RECORDS SUPPLIED =
━━━━━━━━━━━━━━━━━━━━

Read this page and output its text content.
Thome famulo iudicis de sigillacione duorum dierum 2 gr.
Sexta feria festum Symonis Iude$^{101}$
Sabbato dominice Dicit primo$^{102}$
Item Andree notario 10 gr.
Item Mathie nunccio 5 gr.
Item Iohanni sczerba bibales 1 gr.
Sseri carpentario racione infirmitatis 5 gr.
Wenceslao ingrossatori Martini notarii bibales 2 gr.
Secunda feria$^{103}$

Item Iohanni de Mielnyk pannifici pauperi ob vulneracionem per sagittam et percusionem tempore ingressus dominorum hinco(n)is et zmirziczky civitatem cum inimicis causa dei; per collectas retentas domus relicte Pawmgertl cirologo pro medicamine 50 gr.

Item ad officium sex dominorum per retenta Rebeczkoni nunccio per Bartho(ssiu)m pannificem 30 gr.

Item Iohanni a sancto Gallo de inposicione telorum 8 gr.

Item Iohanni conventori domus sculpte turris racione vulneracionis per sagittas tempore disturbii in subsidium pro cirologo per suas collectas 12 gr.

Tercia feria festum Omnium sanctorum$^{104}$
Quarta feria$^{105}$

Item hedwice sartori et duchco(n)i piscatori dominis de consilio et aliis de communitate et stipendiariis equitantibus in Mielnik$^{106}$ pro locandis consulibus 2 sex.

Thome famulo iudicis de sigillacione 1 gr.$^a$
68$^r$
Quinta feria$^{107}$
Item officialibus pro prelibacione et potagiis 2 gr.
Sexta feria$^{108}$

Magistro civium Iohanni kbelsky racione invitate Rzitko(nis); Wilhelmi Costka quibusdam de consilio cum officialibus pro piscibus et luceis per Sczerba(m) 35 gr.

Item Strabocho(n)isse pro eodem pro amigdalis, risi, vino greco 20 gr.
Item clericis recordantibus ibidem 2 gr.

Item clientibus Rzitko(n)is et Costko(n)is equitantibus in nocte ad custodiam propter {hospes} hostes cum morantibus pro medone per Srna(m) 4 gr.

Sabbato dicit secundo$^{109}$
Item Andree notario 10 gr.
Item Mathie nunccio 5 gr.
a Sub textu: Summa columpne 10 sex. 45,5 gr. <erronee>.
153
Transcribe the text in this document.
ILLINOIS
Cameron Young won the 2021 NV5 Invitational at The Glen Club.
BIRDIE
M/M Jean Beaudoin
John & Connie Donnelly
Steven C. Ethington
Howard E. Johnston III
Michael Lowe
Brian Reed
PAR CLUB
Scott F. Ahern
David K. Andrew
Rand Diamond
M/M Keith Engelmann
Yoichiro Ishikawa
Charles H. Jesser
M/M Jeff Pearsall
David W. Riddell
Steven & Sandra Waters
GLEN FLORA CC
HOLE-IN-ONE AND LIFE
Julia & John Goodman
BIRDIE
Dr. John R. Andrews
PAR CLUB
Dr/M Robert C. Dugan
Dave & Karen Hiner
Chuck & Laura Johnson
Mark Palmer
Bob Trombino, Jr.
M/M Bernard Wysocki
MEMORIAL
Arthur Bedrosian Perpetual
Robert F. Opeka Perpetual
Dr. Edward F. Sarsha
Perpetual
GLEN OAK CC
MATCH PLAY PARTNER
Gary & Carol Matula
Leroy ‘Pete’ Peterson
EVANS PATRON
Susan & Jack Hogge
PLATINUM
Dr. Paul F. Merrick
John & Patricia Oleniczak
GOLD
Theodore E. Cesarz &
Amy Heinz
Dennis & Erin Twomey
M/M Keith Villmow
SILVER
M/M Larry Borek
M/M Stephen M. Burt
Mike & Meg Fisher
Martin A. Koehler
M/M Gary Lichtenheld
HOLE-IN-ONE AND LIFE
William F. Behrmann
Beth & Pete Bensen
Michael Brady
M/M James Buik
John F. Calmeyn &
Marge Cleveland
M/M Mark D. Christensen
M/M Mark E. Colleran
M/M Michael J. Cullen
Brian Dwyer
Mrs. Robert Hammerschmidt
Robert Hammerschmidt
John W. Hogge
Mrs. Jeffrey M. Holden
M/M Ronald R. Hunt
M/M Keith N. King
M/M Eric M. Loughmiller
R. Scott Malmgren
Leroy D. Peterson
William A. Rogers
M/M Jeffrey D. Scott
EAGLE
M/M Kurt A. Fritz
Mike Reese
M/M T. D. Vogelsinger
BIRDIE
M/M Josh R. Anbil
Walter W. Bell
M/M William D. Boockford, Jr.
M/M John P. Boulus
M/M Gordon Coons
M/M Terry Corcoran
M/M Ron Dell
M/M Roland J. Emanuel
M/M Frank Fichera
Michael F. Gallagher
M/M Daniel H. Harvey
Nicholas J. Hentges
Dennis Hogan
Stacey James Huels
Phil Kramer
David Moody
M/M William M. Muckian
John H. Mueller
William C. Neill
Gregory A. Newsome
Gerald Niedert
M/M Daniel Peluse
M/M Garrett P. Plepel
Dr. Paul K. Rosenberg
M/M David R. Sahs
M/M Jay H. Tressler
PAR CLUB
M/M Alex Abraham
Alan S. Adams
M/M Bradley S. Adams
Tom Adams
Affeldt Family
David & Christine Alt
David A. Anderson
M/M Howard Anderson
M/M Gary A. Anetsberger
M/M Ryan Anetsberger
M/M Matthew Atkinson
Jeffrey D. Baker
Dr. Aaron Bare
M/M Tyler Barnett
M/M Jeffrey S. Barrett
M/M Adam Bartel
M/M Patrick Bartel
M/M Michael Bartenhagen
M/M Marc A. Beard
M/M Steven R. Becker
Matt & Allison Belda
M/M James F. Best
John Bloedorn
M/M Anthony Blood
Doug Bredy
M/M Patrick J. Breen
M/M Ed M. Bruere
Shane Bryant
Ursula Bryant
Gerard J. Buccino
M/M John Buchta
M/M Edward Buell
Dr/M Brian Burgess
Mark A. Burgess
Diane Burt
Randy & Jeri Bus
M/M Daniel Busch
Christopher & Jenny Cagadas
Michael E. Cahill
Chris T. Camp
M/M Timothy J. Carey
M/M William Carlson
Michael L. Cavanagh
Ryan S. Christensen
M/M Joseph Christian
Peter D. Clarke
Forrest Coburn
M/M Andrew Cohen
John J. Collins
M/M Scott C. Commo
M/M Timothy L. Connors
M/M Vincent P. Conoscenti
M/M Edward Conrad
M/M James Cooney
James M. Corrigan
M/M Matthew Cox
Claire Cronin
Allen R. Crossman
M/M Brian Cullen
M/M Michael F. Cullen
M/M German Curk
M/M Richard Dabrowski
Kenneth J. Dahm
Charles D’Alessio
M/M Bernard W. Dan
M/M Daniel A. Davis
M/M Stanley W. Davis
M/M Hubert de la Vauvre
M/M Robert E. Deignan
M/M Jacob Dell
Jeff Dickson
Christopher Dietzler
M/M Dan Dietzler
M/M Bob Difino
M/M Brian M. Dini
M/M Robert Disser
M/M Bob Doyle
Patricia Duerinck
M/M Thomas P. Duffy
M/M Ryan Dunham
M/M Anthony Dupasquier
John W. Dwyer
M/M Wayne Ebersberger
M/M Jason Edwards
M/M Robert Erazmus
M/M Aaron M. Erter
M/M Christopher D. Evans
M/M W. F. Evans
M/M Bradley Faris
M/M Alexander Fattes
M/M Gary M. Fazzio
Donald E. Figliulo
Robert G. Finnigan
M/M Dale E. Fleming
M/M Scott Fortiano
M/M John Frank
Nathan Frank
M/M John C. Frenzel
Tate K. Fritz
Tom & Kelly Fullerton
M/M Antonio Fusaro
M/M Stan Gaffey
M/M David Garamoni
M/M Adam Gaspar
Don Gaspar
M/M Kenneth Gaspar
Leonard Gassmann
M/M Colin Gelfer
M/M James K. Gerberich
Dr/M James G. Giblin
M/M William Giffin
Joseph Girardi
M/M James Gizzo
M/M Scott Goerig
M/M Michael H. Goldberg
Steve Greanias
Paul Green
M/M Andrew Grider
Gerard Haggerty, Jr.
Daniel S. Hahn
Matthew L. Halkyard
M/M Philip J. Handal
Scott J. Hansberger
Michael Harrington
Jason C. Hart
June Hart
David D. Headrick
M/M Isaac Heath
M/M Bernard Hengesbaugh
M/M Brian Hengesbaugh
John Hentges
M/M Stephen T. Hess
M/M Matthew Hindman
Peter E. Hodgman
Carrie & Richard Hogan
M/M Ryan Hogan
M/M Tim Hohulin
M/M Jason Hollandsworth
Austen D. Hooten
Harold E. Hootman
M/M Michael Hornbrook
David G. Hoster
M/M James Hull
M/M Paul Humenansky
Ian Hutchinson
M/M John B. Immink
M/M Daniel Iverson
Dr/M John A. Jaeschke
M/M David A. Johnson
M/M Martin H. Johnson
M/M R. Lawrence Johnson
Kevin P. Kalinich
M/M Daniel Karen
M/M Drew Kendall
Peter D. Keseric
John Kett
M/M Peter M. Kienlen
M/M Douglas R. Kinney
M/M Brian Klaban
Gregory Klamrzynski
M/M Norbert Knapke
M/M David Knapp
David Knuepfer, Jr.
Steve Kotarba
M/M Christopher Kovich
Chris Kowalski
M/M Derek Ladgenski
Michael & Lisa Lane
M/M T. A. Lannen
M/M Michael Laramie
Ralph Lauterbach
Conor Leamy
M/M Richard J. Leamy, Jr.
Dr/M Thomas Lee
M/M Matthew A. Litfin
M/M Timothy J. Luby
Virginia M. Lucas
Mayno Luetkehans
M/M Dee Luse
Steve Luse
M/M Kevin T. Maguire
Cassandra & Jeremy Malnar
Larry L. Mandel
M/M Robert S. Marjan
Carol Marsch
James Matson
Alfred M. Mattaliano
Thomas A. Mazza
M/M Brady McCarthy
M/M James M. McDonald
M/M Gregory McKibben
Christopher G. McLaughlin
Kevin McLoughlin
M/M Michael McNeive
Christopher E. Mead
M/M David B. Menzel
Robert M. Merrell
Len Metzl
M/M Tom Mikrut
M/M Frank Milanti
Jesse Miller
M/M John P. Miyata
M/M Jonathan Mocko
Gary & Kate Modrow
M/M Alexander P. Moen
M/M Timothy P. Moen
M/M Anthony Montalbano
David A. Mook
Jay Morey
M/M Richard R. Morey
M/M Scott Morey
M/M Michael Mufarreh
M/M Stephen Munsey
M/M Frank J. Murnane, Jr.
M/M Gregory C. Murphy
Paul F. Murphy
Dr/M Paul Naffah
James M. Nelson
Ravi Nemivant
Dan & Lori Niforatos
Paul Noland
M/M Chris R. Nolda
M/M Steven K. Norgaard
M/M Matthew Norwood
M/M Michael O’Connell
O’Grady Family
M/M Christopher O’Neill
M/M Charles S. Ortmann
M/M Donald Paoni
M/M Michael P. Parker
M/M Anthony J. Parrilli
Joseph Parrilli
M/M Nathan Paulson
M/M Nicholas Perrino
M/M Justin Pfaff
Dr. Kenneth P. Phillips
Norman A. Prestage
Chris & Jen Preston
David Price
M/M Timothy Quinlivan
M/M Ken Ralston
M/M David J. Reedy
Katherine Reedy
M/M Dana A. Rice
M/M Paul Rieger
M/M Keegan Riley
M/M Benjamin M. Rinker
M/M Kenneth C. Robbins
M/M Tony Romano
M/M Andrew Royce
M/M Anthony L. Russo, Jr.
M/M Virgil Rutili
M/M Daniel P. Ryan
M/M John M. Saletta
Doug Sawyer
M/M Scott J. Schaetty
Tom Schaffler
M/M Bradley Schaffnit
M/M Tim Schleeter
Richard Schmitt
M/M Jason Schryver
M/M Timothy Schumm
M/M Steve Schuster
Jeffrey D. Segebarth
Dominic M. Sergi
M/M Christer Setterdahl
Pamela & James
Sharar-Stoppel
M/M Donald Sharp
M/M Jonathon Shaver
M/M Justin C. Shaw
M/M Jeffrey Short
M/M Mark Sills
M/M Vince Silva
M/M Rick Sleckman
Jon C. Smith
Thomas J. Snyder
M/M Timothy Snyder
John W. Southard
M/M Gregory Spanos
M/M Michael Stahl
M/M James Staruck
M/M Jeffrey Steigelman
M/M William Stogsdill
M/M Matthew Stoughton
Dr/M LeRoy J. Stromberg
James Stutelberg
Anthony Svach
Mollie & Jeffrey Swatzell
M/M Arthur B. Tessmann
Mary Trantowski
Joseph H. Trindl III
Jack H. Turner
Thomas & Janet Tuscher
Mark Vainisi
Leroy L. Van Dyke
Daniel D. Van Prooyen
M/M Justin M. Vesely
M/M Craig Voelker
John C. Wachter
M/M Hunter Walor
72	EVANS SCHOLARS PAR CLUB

━━━━━━━━━━━━━━━━━━━━

Copy out every line of the data that includes "Dietzler".

RESULT FOR THIS TASK =
Christopher Dietzler
M/M Dan Dietzler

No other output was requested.